STATED TASK - Gather all lines in the entries that include the word "labelledby".

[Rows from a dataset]
========
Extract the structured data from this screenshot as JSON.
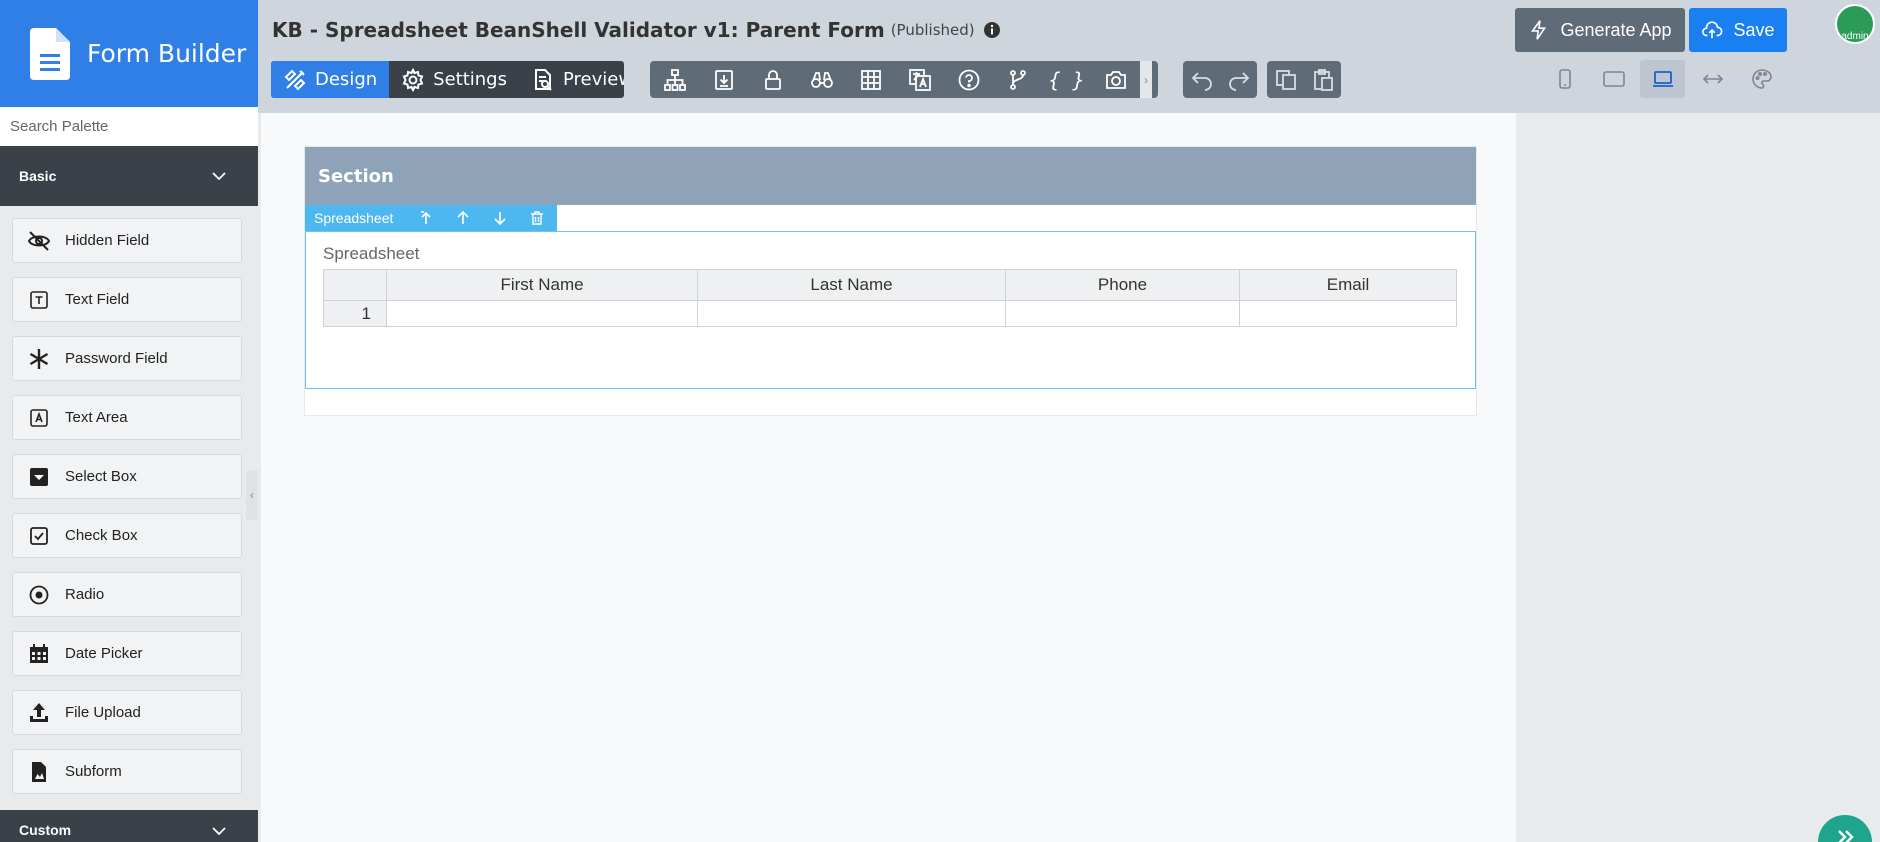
{
  "brand": {
    "title": "Form Builder"
  },
  "header": {
    "title": "KB - Spreadsheet BeanShell Validator v1: Parent Form",
    "status": "(Published)"
  },
  "modes": [
    {
      "label": "Design",
      "icon": "design-icon",
      "active": true
    },
    {
      "label": "Settings",
      "icon": "gear-icon",
      "active": false
    },
    {
      "label": "Preview",
      "icon": "preview-icon",
      "active": false
    }
  ],
  "tools": [
    "tree-icon",
    "import-icon",
    "lock-icon",
    "binoculars-icon",
    "table-icon",
    "translate-icon",
    "help-icon",
    "branch-icon",
    "braces-icon",
    "camera-icon"
  ],
  "history_tools": [
    "undo-icon",
    "redo-icon"
  ],
  "clipboard_tools": [
    "copy-icon",
    "paste-icon"
  ],
  "actions": {
    "generate": "Generate App",
    "save": "Save"
  },
  "avatar": {
    "label": "admin"
  },
  "view_modes": [
    "mobile-icon",
    "tablet-icon",
    "laptop-icon",
    "fit-width-icon",
    "palette-icon"
  ],
  "sidebar": {
    "search_placeholder": "Search Palette",
    "category": "Basic",
    "category2": "Custom",
    "items": [
      {
        "label": "Hidden Field",
        "icon": "eye-slash-icon"
      },
      {
        "label": "Text Field",
        "icon": "text-field-icon"
      },
      {
        "label": "Password Field",
        "icon": "asterisk-icon"
      },
      {
        "label": "Text Area",
        "icon": "text-area-icon"
      },
      {
        "label": "Select Box",
        "icon": "select-box-icon"
      },
      {
        "label": "Check Box",
        "icon": "check-box-icon"
      },
      {
        "label": "Radio",
        "icon": "radio-icon"
      },
      {
        "label": "Date Picker",
        "icon": "calendar-icon"
      },
      {
        "label": "File Upload",
        "icon": "upload-icon"
      },
      {
        "label": "Subform",
        "icon": "subform-icon"
      }
    ]
  },
  "canvas": {
    "section_title": "Section",
    "element_toolbar_label": "Spreadsheet",
    "spreadsheet_label": "Spreadsheet",
    "columns": [
      "First Name",
      "Last Name",
      "Phone",
      "Email"
    ],
    "rows": [
      [
        "1",
        "",
        "",
        "",
        ""
      ]
    ]
  },
  "colors": {
    "brand": "#2f7fe6",
    "save": "#1a7ff0",
    "section": "#8ea3b8",
    "selection": "#4db7f0",
    "sidebar": "#3a4149"
  }
}
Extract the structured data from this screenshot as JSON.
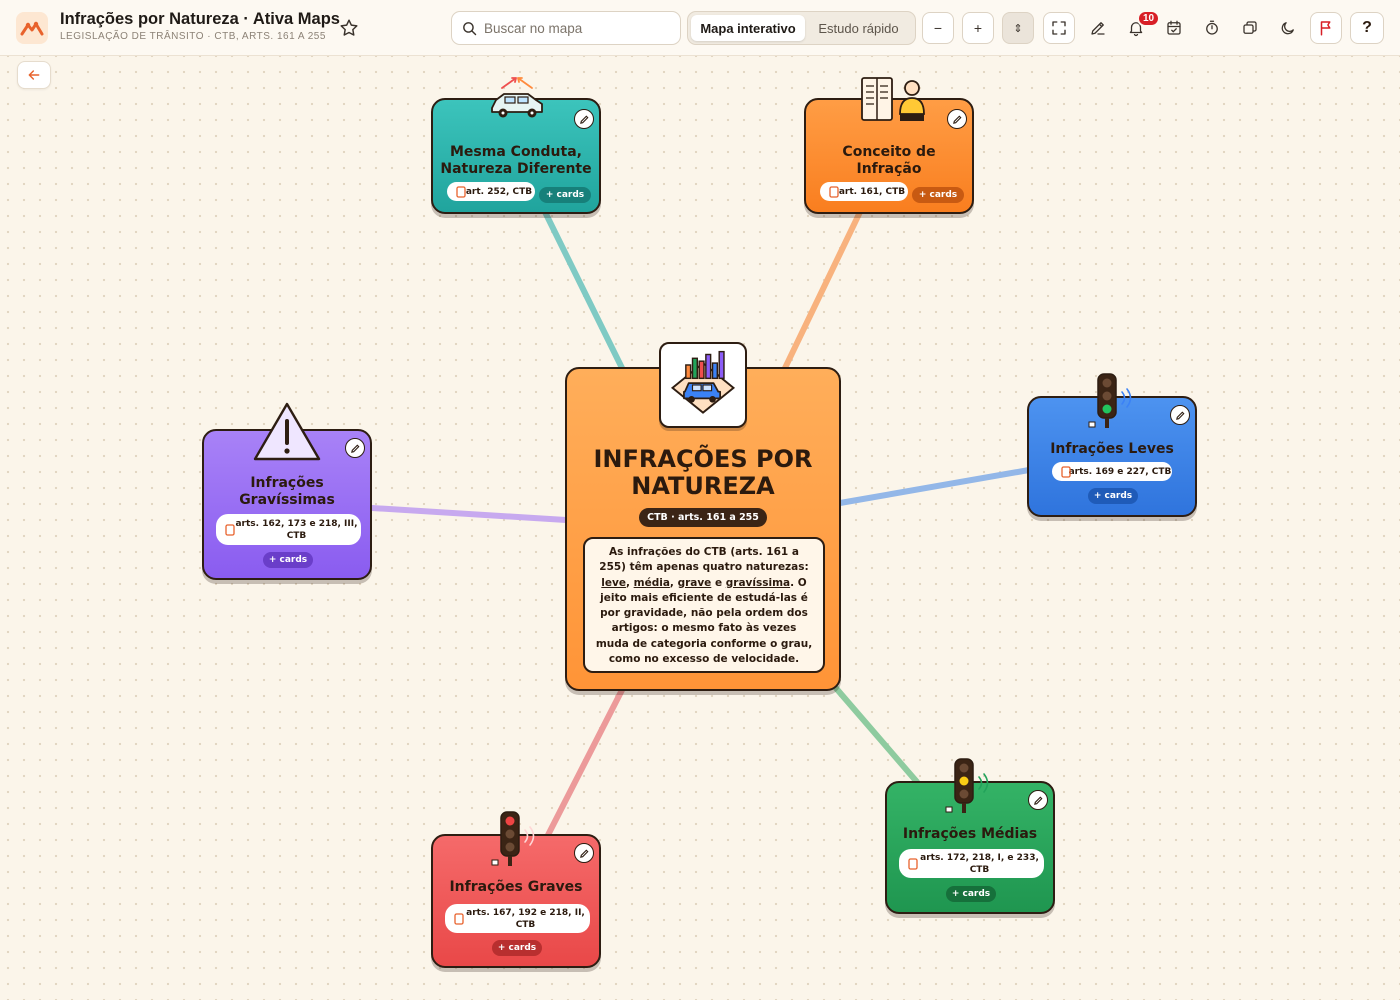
{
  "header": {
    "title": "Infrações por Natureza · Ativa Maps",
    "subtitle": "LEGISLAÇÃO DE TRÂNSITO · CTB, ARTS. 161 A 255",
    "logo_icon": "ativa-maps-logo-icon",
    "star_icon": "star-icon"
  },
  "search": {
    "placeholder": "Buscar no mapa",
    "value": ""
  },
  "modes": {
    "active": "Mapa interativo",
    "inactive": "Estudo rápido"
  },
  "toolbar": {
    "zoom_out": "−",
    "zoom_in": "+",
    "fit": "⇕",
    "notifications_count": "10",
    "help": "?",
    "icons": [
      "fullscreen-icon",
      "pen-icon",
      "bell-icon",
      "calendar-icon",
      "timer-icon",
      "cards-stack-icon",
      "moon-icon",
      "flag-icon"
    ]
  },
  "colors": {
    "accent": "#e8622c",
    "teal": "#2bb3ac",
    "orange": "#fb923c",
    "blue": "#3b82f6",
    "purple": "#8b5cf6",
    "green": "#22a35a",
    "red": "#ef4f4f"
  },
  "central": {
    "title_line1": "INFRAÇÕES POR",
    "title_line2": "NATUREZA",
    "tag": "CTB · arts. 161 a 255",
    "desc_a": "As infrações do CTB (arts. 161 a 255) têm apenas quatro naturezas: ",
    "word_leve": "leve",
    "comma1": ", ",
    "word_media": "média",
    "comma2": ", ",
    "word_grave": "grave",
    "and": " e ",
    "word_gravissima": "gravíssima",
    "desc_b": ". O jeito mais eficiente de estudá-las é por gravidade, não pela ordem dos artigos: o mesmo fato às vezes muda de categoria conforme o grau, como no excesso de velocidade."
  },
  "nodes": {
    "mesma_conduta": {
      "title_l1": "Mesma Conduta,",
      "title_l2": "Natureza Diferente",
      "ref": "art. 252, CTB",
      "cards": "+ cards"
    },
    "conceito": {
      "title_l1": "Conceito de",
      "title_l2": "Infração",
      "ref": "art. 161, CTB",
      "cards": "+ cards"
    },
    "leves": {
      "title": "Infrações Leves",
      "ref": "arts. 169 e 227, CTB",
      "cards": "+ cards"
    },
    "gravissimas": {
      "title_l1": "Infrações",
      "title_l2": "Gravíssimas",
      "ref_l1": "arts. 162, 173 e 218, III,",
      "ref_l2": "CTB",
      "cards": "+ cards"
    },
    "graves": {
      "title": "Infrações Graves",
      "ref_l1": "arts. 167, 192 e 218, II,",
      "ref_l2": "CTB",
      "cards": "+ cards"
    },
    "medias": {
      "title": "Infrações Médias",
      "ref_l1": "arts. 172, 218, I, e 233,",
      "ref_l2": "CTB",
      "cards": "+ cards"
    }
  }
}
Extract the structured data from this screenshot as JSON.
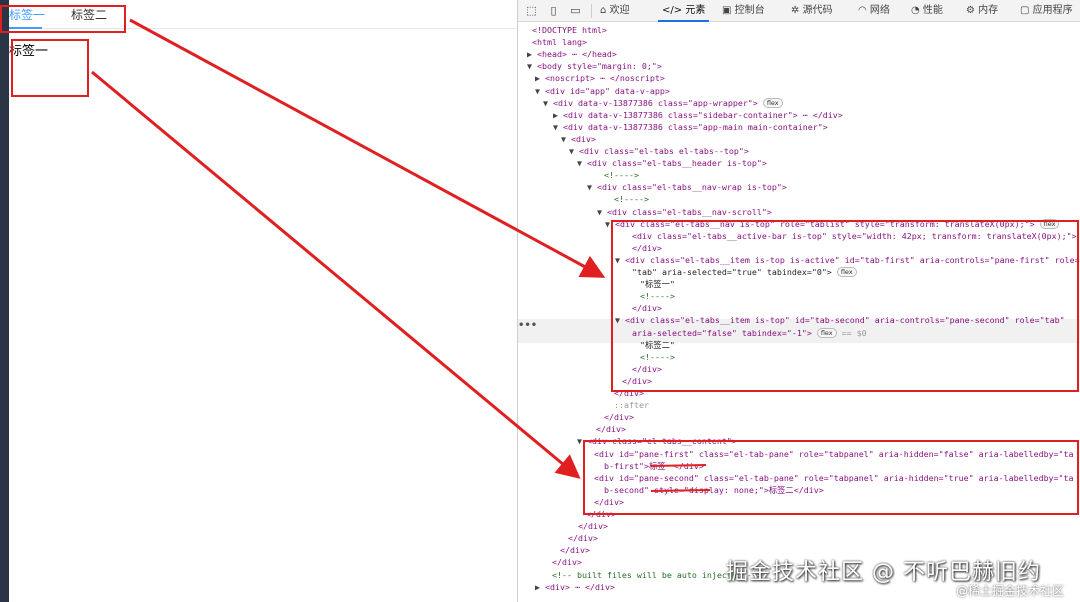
{
  "app": {
    "tabs": [
      {
        "label": "标签一"
      },
      {
        "label": "标签二"
      }
    ],
    "pane_text": "标签一"
  },
  "devtools": {
    "toolbar": {
      "welcome": "欢迎",
      "elements": "元素",
      "console": "控制台",
      "sources": "源代码",
      "network": "网络",
      "performance": "性能",
      "memory": "内存",
      "application": "应用程序",
      "elements_code_glyph": "</>"
    },
    "dom_lines": [
      "<!DOCTYPE html>",
      "<html lang>",
      "<head> ⋯ </head>",
      "<body style=\"margin: 0;\">",
      "<noscript> ⋯ </noscript>",
      "<div id=\"app\" data-v-app>",
      "<div data-v-13877386 class=\"app-wrapper\">",
      "<div data-v-13877386 class=\"sidebar-container\"> ⋯ </div>",
      "<div data-v-13877386 class=\"app-main main-container\">",
      "<div>",
      "<div class=\"el-tabs el-tabs--top\">",
      "<div class=\"el-tabs__header is-top\">",
      "<!---->",
      "<div class=\"el-tabs__nav-wrap is-top\">",
      "<!---->",
      "<div class=\"el-tabs__nav-scroll\">",
      "<div class=\"el-tabs__nav is-top\" role=\"tablist\" style=\"transform: translateX(0px);\">",
      "<div class=\"el-tabs__active-bar is-top\" style=\"width: 42px; transform: translateX(0px);\">",
      "</div>",
      "<div class=\"el-tabs__item is-top is-active\" id=\"tab-first\" aria-controls=\"pane-first\" role=",
      "\"tab\" aria-selected=\"true\" tabindex=\"0\">",
      "\"标签一\"",
      "<!---->",
      "</div>",
      "<div class=\"el-tabs__item is-top\" id=\"tab-second\" aria-controls=\"pane-second\" role=\"tab\"",
      "aria-selected=\"false\" tabindex=\"-1\">",
      "\"标签二\"",
      "<!---->",
      "</div>",
      "</div>",
      "</div>",
      "::after",
      "</div>",
      "</div>",
      "<div class=\"el-tabs__content\">",
      "<div id=\"pane-first\" class=\"el-tab-pane\" role=\"tabpanel\" aria-hidden=\"false\" aria-labelledby=\"ta",
      "b-first\">标签一</div>",
      "<div id=\"pane-second\" class=\"el-tab-pane\" role=\"tabpanel\" aria-hidden=\"true\" aria-labelledby=\"ta",
      "b-second\" style=\"display: none;\">标签二</div>",
      "</div>",
      "</div>",
      "</div>",
      "</div>",
      "</div>",
      "</div>",
      "<!-- built files will be auto injected -->",
      "<div> ⋯ </div>"
    ],
    "pills": {
      "flex": "flex",
      "eq": "== $0"
    },
    "row_dots": "•••"
  },
  "watermark": {
    "main": "掘金技术社区 @ 不听巴赫旧约",
    "sub": "@稀土掘金技术社区"
  },
  "colors": {
    "accent": "#409eff",
    "annotation": "#e02020",
    "tag": "#881280",
    "attr_name": "#994500",
    "attr_value": "#1a1aa6",
    "comment": "#236e25"
  }
}
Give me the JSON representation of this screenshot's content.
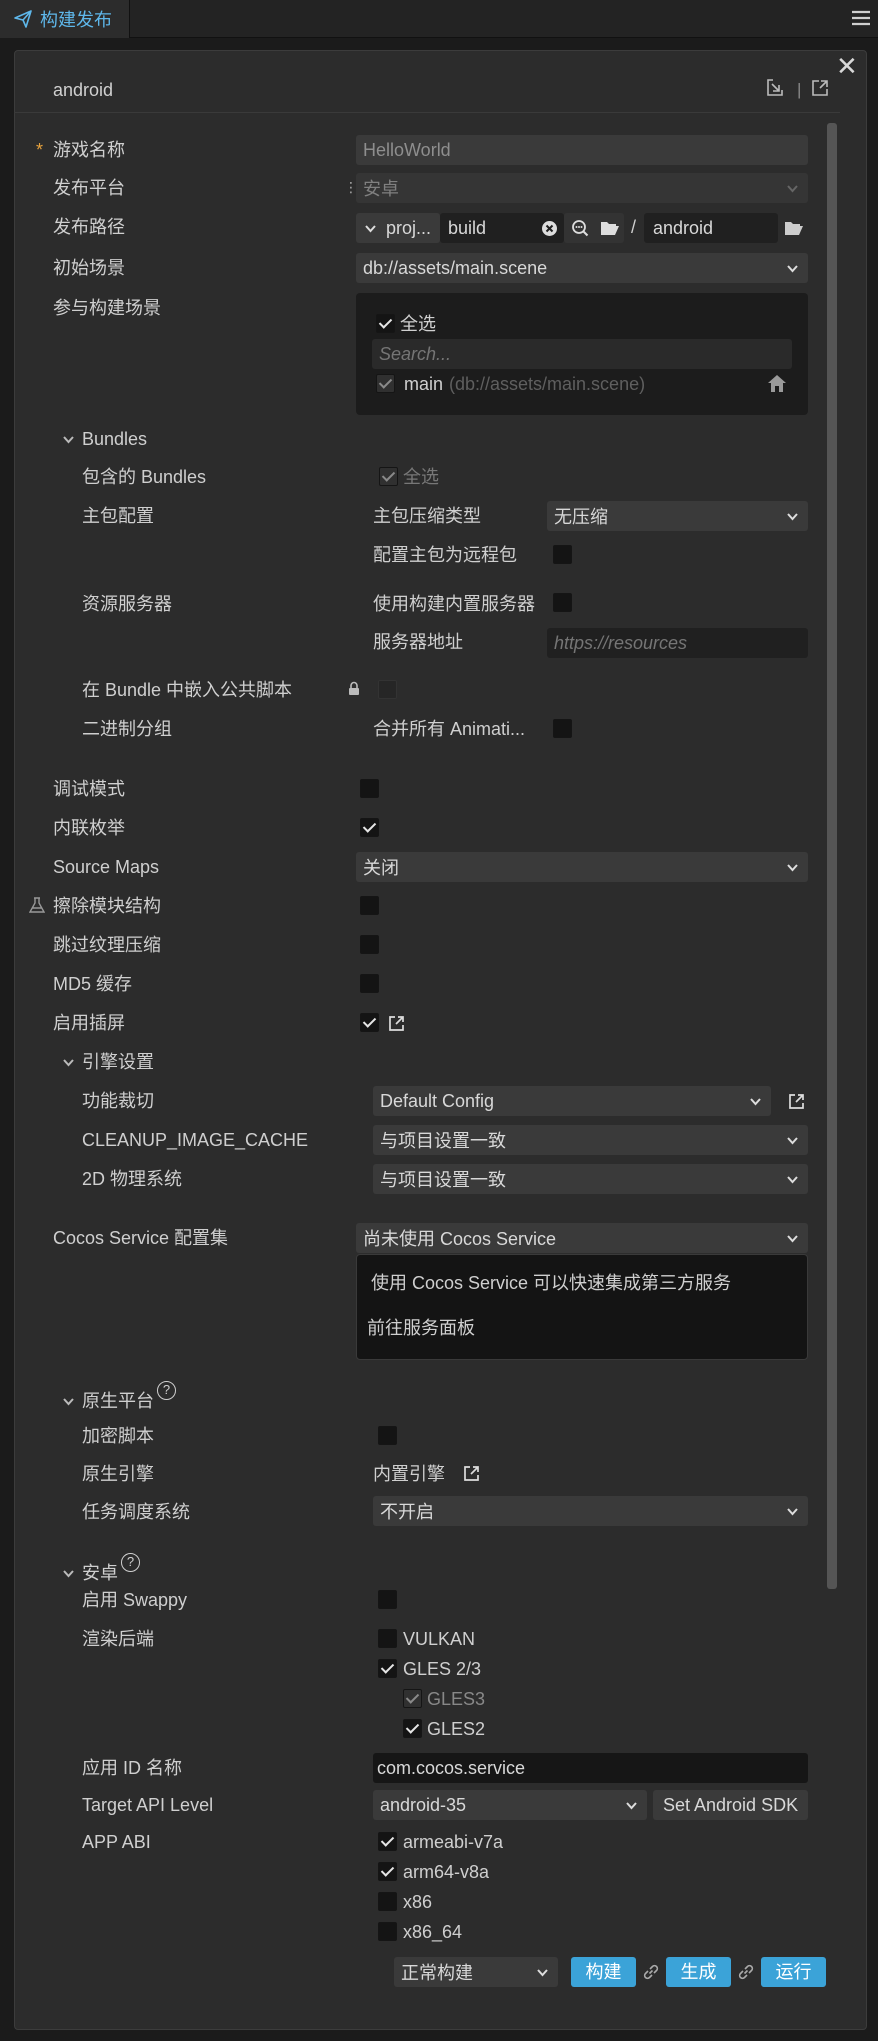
{
  "tab": {
    "title": "构建发布"
  },
  "header": {
    "platform": "android"
  },
  "general": {
    "game_name_label": "游戏名称",
    "game_name_value": "HelloWorld",
    "platform_label": "发布平台",
    "platform_value": "安卓",
    "path_label": "发布路径",
    "path_prefix": "proj...",
    "path_build": "build",
    "path_sep": "/",
    "path_target": "android",
    "start_scene_label": "初始场景",
    "start_scene_value": "db://assets/main.scene",
    "scenes_label": "参与构建场景",
    "select_all": "全选",
    "search_placeholder": "Search...",
    "scene_name": "main",
    "scene_path": "(db://assets/main.scene)"
  },
  "bundles": {
    "header": "Bundles",
    "included_label": "包含的 Bundles",
    "included_value": "全选",
    "main_config_label": "主包配置",
    "compress_label": "主包压缩类型",
    "compress_value": "无压缩",
    "remote_label": "配置主包为远程包",
    "server_label": "资源服务器",
    "builtin_server_label": "使用构建内置服务器",
    "server_addr_label": "服务器地址",
    "server_addr_placeholder": "https://resources",
    "embed_label": "在 Bundle 中嵌入公共脚本",
    "binary_label": "二进制分组",
    "merge_label": "合并所有 Animati..."
  },
  "options": {
    "debug_label": "调试模式",
    "inline_enum_label": "内联枚举",
    "source_maps_label": "Source Maps",
    "source_maps_value": "关闭",
    "mangle_label": "擦除模块结构",
    "skip_tex_label": "跳过纹理压缩",
    "md5_label": "MD5 缓存",
    "splash_label": "启用插屏"
  },
  "engine": {
    "header": "引擎设置",
    "cull_label": "功能裁切",
    "cull_value": "Default Config",
    "cleanup_label": "CLEANUP_IMAGE_CACHE",
    "cleanup_value": "与项目设置一致",
    "physics_label": "2D 物理系统",
    "physics_value": "与项目设置一致"
  },
  "service": {
    "label": "Cocos Service 配置集",
    "value": "尚未使用 Cocos Service",
    "desc": "使用 Cocos Service 可以快速集成第三方服务",
    "link": "前往服务面板"
  },
  "native": {
    "header": "原生平台",
    "hint": "?",
    "encrypt_label": "加密脚本",
    "engine_label": "原生引擎",
    "engine_value": "内置引擎",
    "jobsys_label": "任务调度系统",
    "jobsys_value": "不开启"
  },
  "android": {
    "header": "安卓",
    "hint": "?",
    "swappy_label": "启用 Swappy",
    "render_label": "渲染后端",
    "vulkan": "VULKAN",
    "gles23": "GLES 2/3",
    "gles3": "GLES3",
    "gles2": "GLES2",
    "appid_label": "应用 ID 名称",
    "appid_value": "com.cocos.service",
    "api_label": "Target API Level",
    "api_value": "android-35",
    "sdk_button": "Set Android SDK",
    "abi_label": "APP ABI",
    "abi1": "armeabi-v7a",
    "abi2": "arm64-v8a",
    "abi3": "x86",
    "abi4": "x86_64"
  },
  "footer": {
    "mode_value": "正常构建",
    "build_button": "构建",
    "make_button": "生成",
    "run_button": "运行"
  },
  "colors": {
    "accent": "#3ba3d8",
    "tab_text": "#5eb7ea",
    "required": "#e8a33d",
    "panel": "#2c2c2c",
    "field": "#3a3a3a"
  }
}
========
ANSWER TO THE EXERCISE -
      "<div id=\"pane-first\" class=\"el-tab-pane\" role=\"tabpanel\" aria-hidden=\"false\" aria-labelledby=\"ta",
      "<div id=\"pane-second\" class=\"el-tab-pane\" role=\"tabpanel\" aria-hidden=\"true\" aria-labelledby=\"ta",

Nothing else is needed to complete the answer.